**Your objective**
Reproduce all entries precisely as they are written.
========================================
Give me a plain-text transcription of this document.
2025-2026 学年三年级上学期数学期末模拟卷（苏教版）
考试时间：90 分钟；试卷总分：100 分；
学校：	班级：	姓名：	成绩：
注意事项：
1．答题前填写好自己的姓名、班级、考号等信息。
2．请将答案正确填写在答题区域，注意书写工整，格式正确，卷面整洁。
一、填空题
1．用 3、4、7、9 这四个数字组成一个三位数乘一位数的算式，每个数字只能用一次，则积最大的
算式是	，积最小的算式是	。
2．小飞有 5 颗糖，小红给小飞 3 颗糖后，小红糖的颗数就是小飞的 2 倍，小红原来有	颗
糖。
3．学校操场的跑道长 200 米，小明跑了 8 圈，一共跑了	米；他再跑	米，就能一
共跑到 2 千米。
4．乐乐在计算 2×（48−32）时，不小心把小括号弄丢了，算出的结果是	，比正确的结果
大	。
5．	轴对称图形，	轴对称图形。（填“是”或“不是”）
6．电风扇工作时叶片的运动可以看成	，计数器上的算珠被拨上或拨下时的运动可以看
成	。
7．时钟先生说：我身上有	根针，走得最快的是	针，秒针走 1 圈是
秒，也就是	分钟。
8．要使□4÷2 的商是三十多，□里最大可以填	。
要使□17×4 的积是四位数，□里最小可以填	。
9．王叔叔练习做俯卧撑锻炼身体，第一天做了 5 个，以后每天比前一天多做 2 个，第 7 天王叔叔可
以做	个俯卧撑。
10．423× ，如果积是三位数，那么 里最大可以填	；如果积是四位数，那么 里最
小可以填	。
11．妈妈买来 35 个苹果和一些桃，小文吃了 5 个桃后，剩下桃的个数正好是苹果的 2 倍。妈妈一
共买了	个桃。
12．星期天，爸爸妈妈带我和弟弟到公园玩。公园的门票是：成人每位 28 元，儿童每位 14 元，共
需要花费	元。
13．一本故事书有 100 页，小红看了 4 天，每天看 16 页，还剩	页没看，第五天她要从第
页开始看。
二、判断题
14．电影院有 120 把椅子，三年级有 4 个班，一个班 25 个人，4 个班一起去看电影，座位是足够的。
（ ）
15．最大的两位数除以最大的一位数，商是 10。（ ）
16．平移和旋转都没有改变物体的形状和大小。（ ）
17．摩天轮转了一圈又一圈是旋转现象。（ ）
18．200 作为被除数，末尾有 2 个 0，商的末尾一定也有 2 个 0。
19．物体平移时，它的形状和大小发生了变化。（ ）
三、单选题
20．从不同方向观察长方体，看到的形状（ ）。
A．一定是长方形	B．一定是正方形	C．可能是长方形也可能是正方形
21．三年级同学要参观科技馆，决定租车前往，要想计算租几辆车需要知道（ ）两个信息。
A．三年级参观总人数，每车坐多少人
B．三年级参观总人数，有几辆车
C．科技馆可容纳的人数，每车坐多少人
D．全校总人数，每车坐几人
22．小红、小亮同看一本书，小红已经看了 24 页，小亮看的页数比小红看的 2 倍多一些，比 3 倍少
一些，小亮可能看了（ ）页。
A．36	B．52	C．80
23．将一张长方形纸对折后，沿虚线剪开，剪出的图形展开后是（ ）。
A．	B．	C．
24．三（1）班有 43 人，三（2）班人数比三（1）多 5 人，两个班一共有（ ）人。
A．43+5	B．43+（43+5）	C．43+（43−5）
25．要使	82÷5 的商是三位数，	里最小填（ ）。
========================================
**Reply to the exercise**
Give me a plain-text transcription of this document.
2025-2026 学年三年级上学期数学期末模拟卷（苏教版）
考试时间：90 分钟；试卷总分：100 分；
学校：	班级：	姓名：	成绩：
注意事项：
1．答题前填写好自己的姓名、班级、考号等信息。
2．请将答案正确填写在答题区域，注意书写工整，格式正确，卷面整洁。
一、填空题
1．用 3、4、7、9 这四个数字组成一个三位数乘一位数的算式，每个数字只能用一次，则积最大的
算式是	，积最小的算式是	。
2．小飞有 5 颗糖，小红给小飞 3 颗糖后，小红糖的颗数就是小飞的 2 倍，小红原来有	颗
糖。
3．学校操场的跑道长 200 米，小明跑了 8 圈，一共跑了	米；他再跑	米，就能一
共跑到 2 千米。
4．乐乐在计算 2×（48−32）时，不小心把小括号弄丢了，算出的结果是	，比正确的结果
大	。
5．	轴对称图形，	轴对称图形。（填“是”或“不是”）
6．电风扇工作时叶片的运动可以看成	，计数器上的算珠被拨上或拨下时的运动可以看
成	。
7．时钟先生说：我身上有	根针，走得最快的是	针，秒针走 1 圈是
秒，也就是	分钟。
8．要使□4÷2 的商是三十多，□里最大可以填	。
要使□17×4 的积是四位数，□里最小可以填	。
9．王叔叔练习做俯卧撑锻炼身体，第一天做了 5 个，以后每天比前一天多做 2 个，第 7 天王叔叔可
以做	个俯卧撑。
10．423× ，如果积是三位数，那么 里最大可以填	；如果积是四位数，那么 里最
小可以填	。
11．妈妈买来 35 个苹果和一些桃，小文吃了 5 个桃后，剩下桃的个数正好是苹果的 2 倍。妈妈一
共买了	个桃。
12．星期天，爸爸妈妈带我和弟弟到公园玩。公园的门票是：成人每位 28 元，儿童每位 14 元，共
需要花费	元。
13．一本故事书有 100 页，小红看了 4 天，每天看 16 页，还剩	页没看，第五天她要从第
页开始看。
二、判断题
14．电影院有 120 把椅子，三年级有 4 个班，一个班 25 个人，4 个班一起去看电影，座位是足够的。
（ ）
15．最大的两位数除以最大的一位数，商是 10。（ ）
16．平移和旋转都没有改变物体的形状和大小。（ ）
17．摩天轮转了一圈又一圈是旋转现象。（ ）
18．200 作为被除数，末尾有 2 个 0，商的末尾一定也有 2 个 0。
19．物体平移时，它的形状和大小发生了变化。（ ）
三、单选题
20．从不同方向观察长方体，看到的形状（ ）。
A．一定是长方形	B．一定是正方形	C．可能是长方形也可能是正方形
21．三年级同学要参观科技馆，决定租车前往，要想计算租几辆车需要知道（ ）两个信息。
A．三年级参观总人数，每车坐多少人
B．三年级参观总人数，有几辆车
C．科技馆可容纳的人数，每车坐多少人
D．全校总人数，每车坐几人
22．小红、小亮同看一本书，小红已经看了 24 页，小亮看的页数比小红看的 2 倍多一些，比 3 倍少
一些，小亮可能看了（ ）页。
A．36	B．52	C．80
23．将一张长方形纸对折后，沿虚线剪开，剪出的图形展开后是（ ）。
A．	B．	C．
24．三（1）班有 43 人，三（2）班人数比三（1）多 5 人，两个班一共有（ ）人。
A．43+5	B．43+（43+5）	C．43+（43−5）
25．要使	82÷5 的商是三位数，	里最小填（ ）。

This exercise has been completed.